▸ **Exercise objective**
Reproduce all of the material below word for word, leaving the pictures out.
-------
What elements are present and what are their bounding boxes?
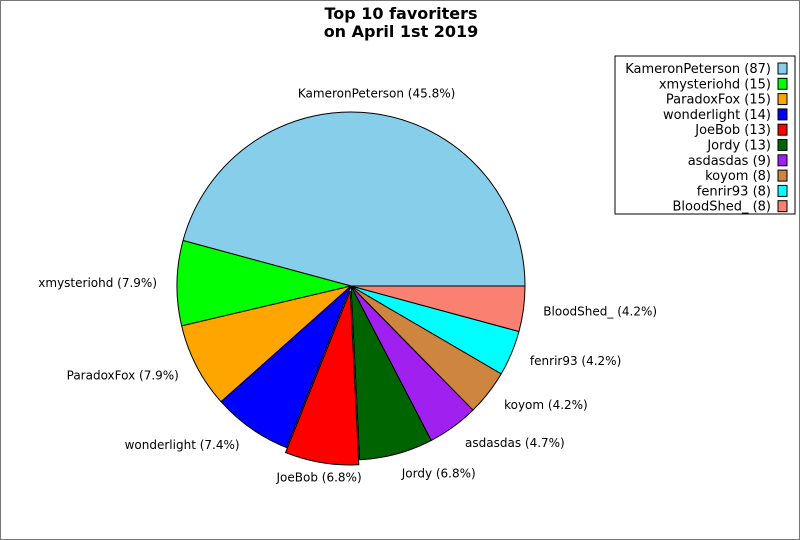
legend-swatch-bloodshed- — [777, 200, 788, 213]
pie-slice-kameronpeterson — [182, 111, 526, 287]
slice-label-kameronpeterson: KameronPeterson (45.8%) — [298, 87, 455, 101]
legend-swatch-xmysteriohd — [777, 77, 788, 90]
legend-swatch-kameronpeterson — [777, 62, 788, 75]
legend-swatch-paradoxfox — [777, 93, 788, 106]
slice-label-bloodshed-: BloodShed_ (4.2%) — [543, 305, 657, 319]
legend-swatch-wonderlight — [777, 108, 788, 121]
pie-slice-joebob — [284, 290, 360, 466]
legend-swatch-asdasdas — [777, 154, 788, 167]
chart-title-line-1: Top 10 favoriters — [324, 4, 477, 23]
slice-label-fenrir93: fenrir93 (4.2%) — [530, 354, 621, 368]
pie-slices — [176, 111, 526, 466]
pie-slice-wonderlight — [220, 285, 352, 449]
slice-label-wonderlight: wonderlight (7.4%) — [125, 438, 240, 452]
legend-label-joebob: JoeBob (13) — [694, 123, 771, 138]
legend-swatch-jordy — [777, 139, 788, 151]
slice-label-koyom: koyom (4.2%) — [504, 398, 588, 412]
legend-label-bloodshed-: BloodShed_ (8) — [673, 200, 771, 215]
legend-label-fenrir93: fenrir93 (8) — [697, 184, 771, 199]
slice-label-paradoxfox: ParadoxFox (7.9%) — [67, 369, 179, 383]
legend: KameronPeterson (87)xmysteriohd (15)Para… — [614, 55, 796, 215]
slice-label-joebob: JoeBob (6.8%) — [276, 470, 362, 484]
legend-label-paradoxfox: ParadoxFox (15) — [666, 93, 771, 108]
legend-label-asdasdas: asdasdas (9) — [688, 154, 771, 169]
slice-label-asdasdas: asdasdas (4.7%) — [465, 436, 565, 450]
slice-label-jordy: Jordy (6.8%) — [401, 466, 476, 480]
legend-label-kameronpeterson: KameronPeterson (87) — [625, 62, 771, 77]
legend-label-jordy: Jordy (13) — [706, 139, 771, 154]
legend-box — [614, 55, 796, 215]
legend-label-wonderlight: wonderlight (14) — [663, 108, 771, 123]
legend-label-koyom: koyom (8) — [705, 169, 771, 184]
legend-swatch-koyom — [777, 169, 788, 182]
pie-slice-bloodshed- — [350, 285, 526, 333]
chart-title-line-2: on April 1st 2019 — [324, 22, 479, 41]
slice-labels: KameronPeterson (45.8%) xmysteriohd (7.9%… — [38, 87, 657, 485]
legend-swatch-joebob — [777, 123, 788, 136]
slice-label-xmysteriohd: xmysteriohd (7.9%) — [38, 276, 157, 290]
legend-swatch-fenrir93 — [777, 184, 788, 197]
legend-label-xmysteriohd: xmysteriohd (15) — [659, 77, 771, 92]
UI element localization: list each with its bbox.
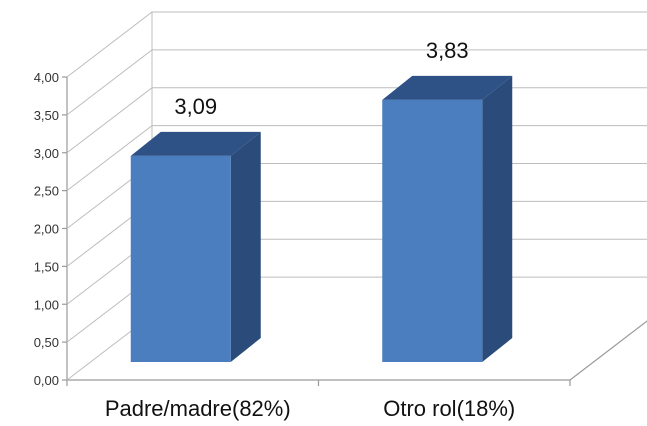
y-tick-label: 3,00 <box>34 146 59 161</box>
data-label: 3,09 <box>174 94 217 119</box>
bar-front-face <box>382 99 483 362</box>
bar-side-face <box>230 131 261 362</box>
bar-1 <box>130 131 261 362</box>
y-tick-label: 4,00 <box>34 70 59 85</box>
y-tick-label: 1,00 <box>34 297 59 312</box>
gridline <box>66 11 647 78</box>
bars <box>130 75 513 362</box>
bar-top-face <box>382 75 513 100</box>
category-labels: Padre/madre(82%) Otro rol(18%) <box>105 396 515 421</box>
y-tick-label: 0,50 <box>34 335 59 350</box>
x-category-label: Padre/madre(82%) <box>105 396 291 421</box>
bar-2 <box>382 75 513 362</box>
bar-top-face <box>130 131 261 156</box>
gridline <box>66 49 647 116</box>
y-tick-label: 3,50 <box>34 108 59 123</box>
y-tick-label: 0,00 <box>34 373 59 388</box>
y-tick-label: 2,50 <box>34 184 59 199</box>
data-label: 3,83 <box>426 38 469 63</box>
x-category-label: Otro rol(18%) <box>383 396 515 421</box>
data-labels: 3,09 3,83 <box>174 38 468 119</box>
y-axis-tick-labels: 0,00 0,50 1,00 1,50 2,00 2,50 3,00 3,50 4,00 <box>34 70 67 388</box>
y-tick-label: 2,00 <box>34 222 59 237</box>
bar-side-face <box>482 75 513 362</box>
y-tick-label: 1,50 <box>34 259 59 274</box>
bar-front-face <box>130 155 231 362</box>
-------
▸ **Solution for this exercise**
What elements are present and what are their bounding boxes?
legend-swatch-bloodshed- — [777, 200, 788, 213]
pie-slice-kameronpeterson — [182, 111, 526, 287]
slice-label-kameronpeterson: KameronPeterson (45.8%) — [298, 87, 455, 101]
legend-swatch-xmysteriohd — [777, 77, 788, 90]
legend-swatch-kameronpeterson — [777, 62, 788, 75]
legend-swatch-paradoxfox — [777, 93, 788, 106]
slice-label-bloodshed-: BloodShed_ (4.2%) — [543, 305, 657, 319]
legend-swatch-wonderlight — [777, 108, 788, 121]
pie-slice-joebob — [284, 290, 360, 466]
legend-swatch-asdasdas — [777, 154, 788, 167]
chart-title-line-1: Top 10 favoriters — [324, 4, 477, 23]
slice-label-fenrir93: fenrir93 (4.2%) — [530, 354, 621, 368]
pie-slices — [176, 111, 526, 466]
pie-slice-wonderlight — [220, 285, 352, 449]
slice-label-wonderlight: wonderlight (7.4%) — [125, 438, 240, 452]
legend-label-joebob: JoeBob (13) — [694, 123, 771, 138]
legend-swatch-jordy — [777, 139, 788, 151]
slice-label-koyom: koyom (4.2%) — [504, 398, 588, 412]
legend-label-bloodshed-: BloodShed_ (8) — [673, 200, 771, 215]
legend-label-fenrir93: fenrir93 (8) — [697, 184, 771, 199]
slice-label-paradoxfox: ParadoxFox (7.9%) — [67, 369, 179, 383]
legend: KameronPeterson (87)xmysteriohd (15)Para… — [614, 55, 796, 215]
slice-label-joebob: JoeBob (6.8%) — [276, 470, 362, 484]
legend-label-paradoxfox: ParadoxFox (15) — [666, 93, 771, 108]
legend-label-asdasdas: asdasdas (9) — [688, 154, 771, 169]
slice-label-asdasdas: asdasdas (4.7%) — [465, 436, 565, 450]
slice-label-jordy: Jordy (6.8%) — [401, 466, 476, 480]
legend-label-kameronpeterson: KameronPeterson (87) — [625, 62, 771, 77]
legend-label-jordy: Jordy (13) — [706, 139, 771, 154]
legend-box — [614, 55, 796, 215]
legend-label-wonderlight: wonderlight (14) — [663, 108, 771, 123]
legend-label-koyom: koyom (8) — [705, 169, 771, 184]
legend-swatch-koyom — [777, 169, 788, 182]
pie-slice-bloodshed- — [350, 285, 526, 333]
chart-title-line-2: on April 1st 2019 — [324, 22, 479, 41]
slice-labels: KameronPeterson (45.8%) xmysteriohd (7.9%… — [38, 87, 657, 485]
legend-swatch-joebob — [777, 123, 788, 136]
slice-label-xmysteriohd: xmysteriohd (7.9%) — [38, 276, 157, 290]
legend-swatch-fenrir93 — [777, 184, 788, 197]
legend-label-xmysteriohd: xmysteriohd (15) — [659, 77, 771, 92]
UI element localization: list each with its bbox.
y-tick-label: 3,00 <box>34 146 59 161</box>
data-label: 3,09 <box>174 94 217 119</box>
bar-front-face <box>382 99 483 362</box>
bar-side-face <box>230 131 261 362</box>
bar-1 <box>130 131 261 362</box>
y-tick-label: 4,00 <box>34 70 59 85</box>
y-tick-label: 1,00 <box>34 297 59 312</box>
gridline <box>66 11 647 78</box>
bars <box>130 75 513 362</box>
bar-top-face <box>382 75 513 100</box>
category-labels: Padre/madre(82%) Otro rol(18%) <box>105 396 515 421</box>
y-tick-label: 0,50 <box>34 335 59 350</box>
x-category-label: Padre/madre(82%) <box>105 396 291 421</box>
bar-2 <box>382 75 513 362</box>
bar-top-face <box>130 131 261 156</box>
gridline <box>66 49 647 116</box>
y-tick-label: 3,50 <box>34 108 59 123</box>
y-tick-label: 0,00 <box>34 373 59 388</box>
y-tick-label: 2,50 <box>34 184 59 199</box>
data-label: 3,83 <box>426 38 469 63</box>
x-category-label: Otro rol(18%) <box>383 396 515 421</box>
data-labels: 3,09 3,83 <box>174 38 468 119</box>
y-axis-tick-labels: 0,00 0,50 1,00 1,50 2,00 2,50 3,00 3,50 4,00 <box>34 70 67 388</box>
y-tick-label: 2,00 <box>34 222 59 237</box>
bar-side-face <box>482 75 513 362</box>
y-tick-label: 1,50 <box>34 259 59 274</box>
bar-front-face <box>130 155 231 362</box>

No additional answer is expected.